• Problem
Restate the entries below verbatim.

• Data to process
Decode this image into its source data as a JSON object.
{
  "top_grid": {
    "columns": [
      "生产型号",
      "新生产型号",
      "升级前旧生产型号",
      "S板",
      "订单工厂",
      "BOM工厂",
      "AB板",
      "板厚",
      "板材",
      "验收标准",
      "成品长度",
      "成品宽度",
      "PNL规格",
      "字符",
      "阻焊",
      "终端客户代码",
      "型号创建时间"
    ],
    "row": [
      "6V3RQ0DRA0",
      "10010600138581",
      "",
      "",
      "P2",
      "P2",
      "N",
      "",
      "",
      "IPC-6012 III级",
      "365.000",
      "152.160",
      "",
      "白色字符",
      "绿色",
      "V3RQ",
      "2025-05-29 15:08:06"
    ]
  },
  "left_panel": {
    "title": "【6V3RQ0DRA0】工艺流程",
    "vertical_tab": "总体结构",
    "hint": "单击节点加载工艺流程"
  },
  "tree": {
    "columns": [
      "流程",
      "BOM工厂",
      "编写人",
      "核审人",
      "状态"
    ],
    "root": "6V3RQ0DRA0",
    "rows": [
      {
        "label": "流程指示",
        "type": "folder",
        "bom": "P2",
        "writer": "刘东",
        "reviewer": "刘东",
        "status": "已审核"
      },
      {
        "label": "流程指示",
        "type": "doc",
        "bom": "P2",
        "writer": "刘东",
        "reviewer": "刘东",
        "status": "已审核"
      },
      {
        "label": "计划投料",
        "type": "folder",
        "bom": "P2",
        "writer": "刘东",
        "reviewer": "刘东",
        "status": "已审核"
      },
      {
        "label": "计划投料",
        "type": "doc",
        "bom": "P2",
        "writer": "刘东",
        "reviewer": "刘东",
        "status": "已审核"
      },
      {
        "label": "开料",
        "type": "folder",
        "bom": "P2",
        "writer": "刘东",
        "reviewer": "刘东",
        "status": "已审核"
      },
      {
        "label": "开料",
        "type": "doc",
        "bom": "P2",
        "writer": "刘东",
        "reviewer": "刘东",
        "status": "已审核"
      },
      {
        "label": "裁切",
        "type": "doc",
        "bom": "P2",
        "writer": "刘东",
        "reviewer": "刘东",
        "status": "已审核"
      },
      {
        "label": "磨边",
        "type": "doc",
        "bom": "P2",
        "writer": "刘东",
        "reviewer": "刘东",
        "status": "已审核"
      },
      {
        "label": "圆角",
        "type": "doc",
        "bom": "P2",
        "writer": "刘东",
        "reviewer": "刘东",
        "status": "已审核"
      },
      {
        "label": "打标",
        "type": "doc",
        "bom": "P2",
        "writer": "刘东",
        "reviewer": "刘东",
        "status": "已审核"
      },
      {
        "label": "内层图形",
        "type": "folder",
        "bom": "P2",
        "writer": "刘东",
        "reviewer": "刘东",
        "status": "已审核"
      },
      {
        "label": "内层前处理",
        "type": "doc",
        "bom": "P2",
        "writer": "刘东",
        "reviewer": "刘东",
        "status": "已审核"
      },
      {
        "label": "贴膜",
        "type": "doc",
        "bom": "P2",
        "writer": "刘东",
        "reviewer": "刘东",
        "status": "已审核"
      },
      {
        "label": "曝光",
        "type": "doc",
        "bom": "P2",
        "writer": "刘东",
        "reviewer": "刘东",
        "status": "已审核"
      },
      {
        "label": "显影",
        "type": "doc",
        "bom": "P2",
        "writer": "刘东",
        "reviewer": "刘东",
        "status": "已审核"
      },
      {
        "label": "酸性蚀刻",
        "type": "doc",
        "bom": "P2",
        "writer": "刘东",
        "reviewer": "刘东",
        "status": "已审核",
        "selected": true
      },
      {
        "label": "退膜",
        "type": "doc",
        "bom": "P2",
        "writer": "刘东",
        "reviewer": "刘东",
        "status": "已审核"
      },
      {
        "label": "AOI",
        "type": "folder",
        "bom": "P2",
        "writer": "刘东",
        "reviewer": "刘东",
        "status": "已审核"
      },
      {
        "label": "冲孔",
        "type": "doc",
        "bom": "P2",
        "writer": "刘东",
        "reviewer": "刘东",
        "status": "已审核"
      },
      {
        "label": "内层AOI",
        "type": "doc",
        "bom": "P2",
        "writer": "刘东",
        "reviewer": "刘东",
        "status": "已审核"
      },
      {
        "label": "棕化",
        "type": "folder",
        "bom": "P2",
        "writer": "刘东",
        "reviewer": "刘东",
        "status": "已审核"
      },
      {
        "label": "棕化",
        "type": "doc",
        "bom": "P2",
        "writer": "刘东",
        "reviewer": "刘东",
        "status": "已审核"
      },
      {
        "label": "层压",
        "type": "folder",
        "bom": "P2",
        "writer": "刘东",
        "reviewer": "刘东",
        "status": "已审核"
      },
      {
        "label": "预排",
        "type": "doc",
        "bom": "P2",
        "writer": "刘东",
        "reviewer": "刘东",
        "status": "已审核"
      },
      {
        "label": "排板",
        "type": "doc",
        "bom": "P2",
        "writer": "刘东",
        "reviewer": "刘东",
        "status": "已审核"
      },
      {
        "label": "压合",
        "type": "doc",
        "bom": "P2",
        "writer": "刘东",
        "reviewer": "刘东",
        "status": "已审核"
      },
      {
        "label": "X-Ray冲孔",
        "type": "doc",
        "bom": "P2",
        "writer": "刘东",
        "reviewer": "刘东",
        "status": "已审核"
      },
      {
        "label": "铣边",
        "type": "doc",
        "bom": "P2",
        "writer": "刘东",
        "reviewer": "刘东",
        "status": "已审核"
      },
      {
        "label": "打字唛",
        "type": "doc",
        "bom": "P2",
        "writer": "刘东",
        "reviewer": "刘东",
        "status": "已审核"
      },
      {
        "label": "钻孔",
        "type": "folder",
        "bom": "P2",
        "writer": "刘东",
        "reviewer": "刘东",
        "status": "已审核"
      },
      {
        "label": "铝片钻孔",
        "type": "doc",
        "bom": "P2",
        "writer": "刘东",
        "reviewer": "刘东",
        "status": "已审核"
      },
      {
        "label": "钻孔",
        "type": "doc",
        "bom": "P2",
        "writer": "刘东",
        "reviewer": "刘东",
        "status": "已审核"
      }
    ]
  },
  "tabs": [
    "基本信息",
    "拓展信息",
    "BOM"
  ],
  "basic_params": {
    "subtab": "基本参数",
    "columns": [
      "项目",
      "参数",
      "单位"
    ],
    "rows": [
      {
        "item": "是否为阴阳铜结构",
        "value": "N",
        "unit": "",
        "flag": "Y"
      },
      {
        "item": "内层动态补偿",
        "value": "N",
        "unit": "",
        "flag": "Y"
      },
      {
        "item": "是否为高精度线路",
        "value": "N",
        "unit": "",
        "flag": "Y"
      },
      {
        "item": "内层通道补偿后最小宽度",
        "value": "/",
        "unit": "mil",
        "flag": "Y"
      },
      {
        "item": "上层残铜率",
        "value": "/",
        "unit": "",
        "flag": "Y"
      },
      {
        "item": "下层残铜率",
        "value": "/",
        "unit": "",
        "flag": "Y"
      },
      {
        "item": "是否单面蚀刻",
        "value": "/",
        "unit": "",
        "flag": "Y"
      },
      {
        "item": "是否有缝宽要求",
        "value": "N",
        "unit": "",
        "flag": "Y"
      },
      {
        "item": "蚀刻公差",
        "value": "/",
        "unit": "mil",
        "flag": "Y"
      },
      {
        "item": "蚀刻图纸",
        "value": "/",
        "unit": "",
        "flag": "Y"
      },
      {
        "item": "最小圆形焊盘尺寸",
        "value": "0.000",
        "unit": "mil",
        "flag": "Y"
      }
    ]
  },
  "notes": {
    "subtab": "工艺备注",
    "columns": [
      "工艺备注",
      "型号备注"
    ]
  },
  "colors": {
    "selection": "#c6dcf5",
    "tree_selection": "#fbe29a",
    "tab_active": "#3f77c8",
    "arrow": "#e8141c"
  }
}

• Output
Decode this image into its source data as a JSON object.
{
  "top_grid": {
    "columns": [
      "生产型号",
      "新生产型号",
      "升级前旧生产型号",
      "S板",
      "订单工厂",
      "BOM工厂",
      "AB板",
      "板厚",
      "板材",
      "验收标准",
      "成品长度",
      "成品宽度",
      "PNL规格",
      "字符",
      "阻焊",
      "终端客户代码",
      "型号创建时间"
    ],
    "row": [
      "6V3RQ0DRA0",
      "10010600138581",
      "",
      "",
      "P2",
      "P2",
      "N",
      "",
      "",
      "IPC-6012 III级",
      "365.000",
      "152.160",
      "",
      "白色字符",
      "绿色",
      "V3RQ",
      "2025-05-29 15:08:06"
    ]
  },
  "left_panel": {
    "title": "【6V3RQ0DRA0】工艺流程",
    "vertical_tab": "总体结构",
    "hint": "单击节点加载工艺流程"
  },
  "tree": {
    "columns": [
      "流程",
      "BOM工厂",
      "编写人",
      "核审人",
      "状态"
    ],
    "root": "6V3RQ0DRA0",
    "rows": [
      {
        "label": "流程指示",
        "type": "folder",
        "bom": "P2",
        "writer": "刘东",
        "reviewer": "刘东",
        "status": "已审核"
      },
      {
        "label": "流程指示",
        "type": "doc",
        "bom": "P2",
        "writer": "刘东",
        "reviewer": "刘东",
        "status": "已审核"
      },
      {
        "label": "计划投料",
        "type": "folder",
        "bom": "P2",
        "writer": "刘东",
        "reviewer": "刘东",
        "status": "已审核"
      },
      {
        "label": "计划投料",
        "type": "doc",
        "bom": "P2",
        "writer": "刘东",
        "reviewer": "刘东",
        "status": "已审核"
      },
      {
        "label": "开料",
        "type": "folder",
        "bom": "P2",
        "writer": "刘东",
        "reviewer": "刘东",
        "status": "已审核"
      },
      {
        "label": "开料",
        "type": "doc",
        "bom": "P2",
        "writer": "刘东",
        "reviewer": "刘东",
        "status": "已审核"
      },
      {
        "label": "裁切",
        "type": "doc",
        "bom": "P2",
        "writer": "刘东",
        "reviewer": "刘东",
        "status": "已审核"
      },
      {
        "label": "磨边",
        "type": "doc",
        "bom": "P2",
        "writer": "刘东",
        "reviewer": "刘东",
        "status": "已审核"
      },
      {
        "label": "圆角",
        "type": "doc",
        "bom": "P2",
        "writer": "刘东",
        "reviewer": "刘东",
        "status": "已审核"
      },
      {
        "label": "打标",
        "type": "doc",
        "bom": "P2",
        "writer": "刘东",
        "reviewer": "刘东",
        "status": "已审核"
      },
      {
        "label": "内层图形",
        "type": "folder",
        "bom": "P2",
        "writer": "刘东",
        "reviewer": "刘东",
        "status": "已审核"
      },
      {
        "label": "内层前处理",
        "type": "doc",
        "bom": "P2",
        "writer": "刘东",
        "reviewer": "刘东",
        "status": "已审核"
      },
      {
        "label": "贴膜",
        "type": "doc",
        "bom": "P2",
        "writer": "刘东",
        "reviewer": "刘东",
        "status": "已审核"
      },
      {
        "label": "曝光",
        "type": "doc",
        "bom": "P2",
        "writer": "刘东",
        "reviewer": "刘东",
        "status": "已审核"
      },
      {
        "label": "显影",
        "type": "doc",
        "bom": "P2",
        "writer": "刘东",
        "reviewer": "刘东",
        "status": "已审核"
      },
      {
        "label": "酸性蚀刻",
        "type": "doc",
        "bom": "P2",
        "writer": "刘东",
        "reviewer": "刘东",
        "status": "已审核",
        "selected": true
      },
      {
        "label": "退膜",
        "type": "doc",
        "bom": "P2",
        "writer": "刘东",
        "reviewer": "刘东",
        "status": "已审核"
      },
      {
        "label": "AOI",
        "type": "folder",
        "bom": "P2",
        "writer": "刘东",
        "reviewer": "刘东",
        "status": "已审核"
      },
      {
        "label": "冲孔",
        "type": "doc",
        "bom": "P2",
        "writer": "刘东",
        "reviewer": "刘东",
        "status": "已审核"
      },
      {
        "label": "内层AOI",
        "type": "doc",
        "bom": "P2",
        "writer": "刘东",
        "reviewer": "刘东",
        "status": "已审核"
      },
      {
        "label": "棕化",
        "type": "folder",
        "bom": "P2",
        "writer": "刘东",
        "reviewer": "刘东",
        "status": "已审核"
      },
      {
        "label": "棕化",
        "type": "doc",
        "bom": "P2",
        "writer": "刘东",
        "reviewer": "刘东",
        "status": "已审核"
      },
      {
        "label": "层压",
        "type": "folder",
        "bom": "P2",
        "writer": "刘东",
        "reviewer": "刘东",
        "status": "已审核"
      },
      {
        "label": "预排",
        "type": "doc",
        "bom": "P2",
        "writer": "刘东",
        "reviewer": "刘东",
        "status": "已审核"
      },
      {
        "label": "排板",
        "type": "doc",
        "bom": "P2",
        "writer": "刘东",
        "reviewer": "刘东",
        "status": "已审核"
      },
      {
        "label": "压合",
        "type": "doc",
        "bom": "P2",
        "writer": "刘东",
        "reviewer": "刘东",
        "status": "已审核"
      },
      {
        "label": "X-Ray冲孔",
        "type": "doc",
        "bom": "P2",
        "writer": "刘东",
        "reviewer": "刘东",
        "status": "已审核"
      },
      {
        "label": "铣边",
        "type": "doc",
        "bom": "P2",
        "writer": "刘东",
        "reviewer": "刘东",
        "status": "已审核"
      },
      {
        "label": "打字唛",
        "type": "doc",
        "bom": "P2",
        "writer": "刘东",
        "reviewer": "刘东",
        "status": "已审核"
      },
      {
        "label": "钻孔",
        "type": "folder",
        "bom": "P2",
        "writer": "刘东",
        "reviewer": "刘东",
        "status": "已审核"
      },
      {
        "label": "铝片钻孔",
        "type": "doc",
        "bom": "P2",
        "writer": "刘东",
        "reviewer": "刘东",
        "status": "已审核"
      },
      {
        "label": "钻孔",
        "type": "doc",
        "bom": "P2",
        "writer": "刘东",
        "reviewer": "刘东",
        "status": "已审核"
      }
    ]
  },
  "tabs": [
    "基本信息",
    "拓展信息",
    "BOM"
  ],
  "basic_params": {
    "subtab": "基本参数",
    "columns": [
      "项目",
      "参数",
      "单位"
    ],
    "rows": [
      {
        "item": "是否为阴阳铜结构",
        "value": "N",
        "unit": "",
        "flag": "Y"
      },
      {
        "item": "内层动态补偿",
        "value": "N",
        "unit": "",
        "flag": "Y"
      },
      {
        "item": "是否为高精度线路",
        "value": "N",
        "unit": "",
        "flag": "Y"
      },
      {
        "item": "内层通道补偿后最小宽度",
        "value": "/",
        "unit": "mil",
        "flag": "Y"
      },
      {
        "item": "上层残铜率",
        "value": "/",
        "unit": "",
        "flag": "Y"
      },
      {
        "item": "下层残铜率",
        "value": "/",
        "unit": "",
        "flag": "Y"
      },
      {
        "item": "是否单面蚀刻",
        "value": "/",
        "unit": "",
        "flag": "Y"
      },
      {
        "item": "是否有缝宽要求",
        "value": "N",
        "unit": "",
        "flag": "Y"
      },
      {
        "item": "蚀刻公差",
        "value": "/",
        "unit": "mil",
        "flag": "Y"
      },
      {
        "item": "蚀刻图纸",
        "value": "/",
        "unit": "",
        "flag": "Y"
      },
      {
        "item": "最小圆形焊盘尺寸",
        "value": "0.000",
        "unit": "mil",
        "flag": "Y"
      }
    ]
  },
  "notes": {
    "subtab": "工艺备注",
    "columns": [
      "工艺备注",
      "型号备注"
    ]
  },
  "colors": {
    "selection": "#c6dcf5",
    "tree_selection": "#fbe29a",
    "tab_active": "#3f77c8",
    "arrow": "#e8141c"
  }
}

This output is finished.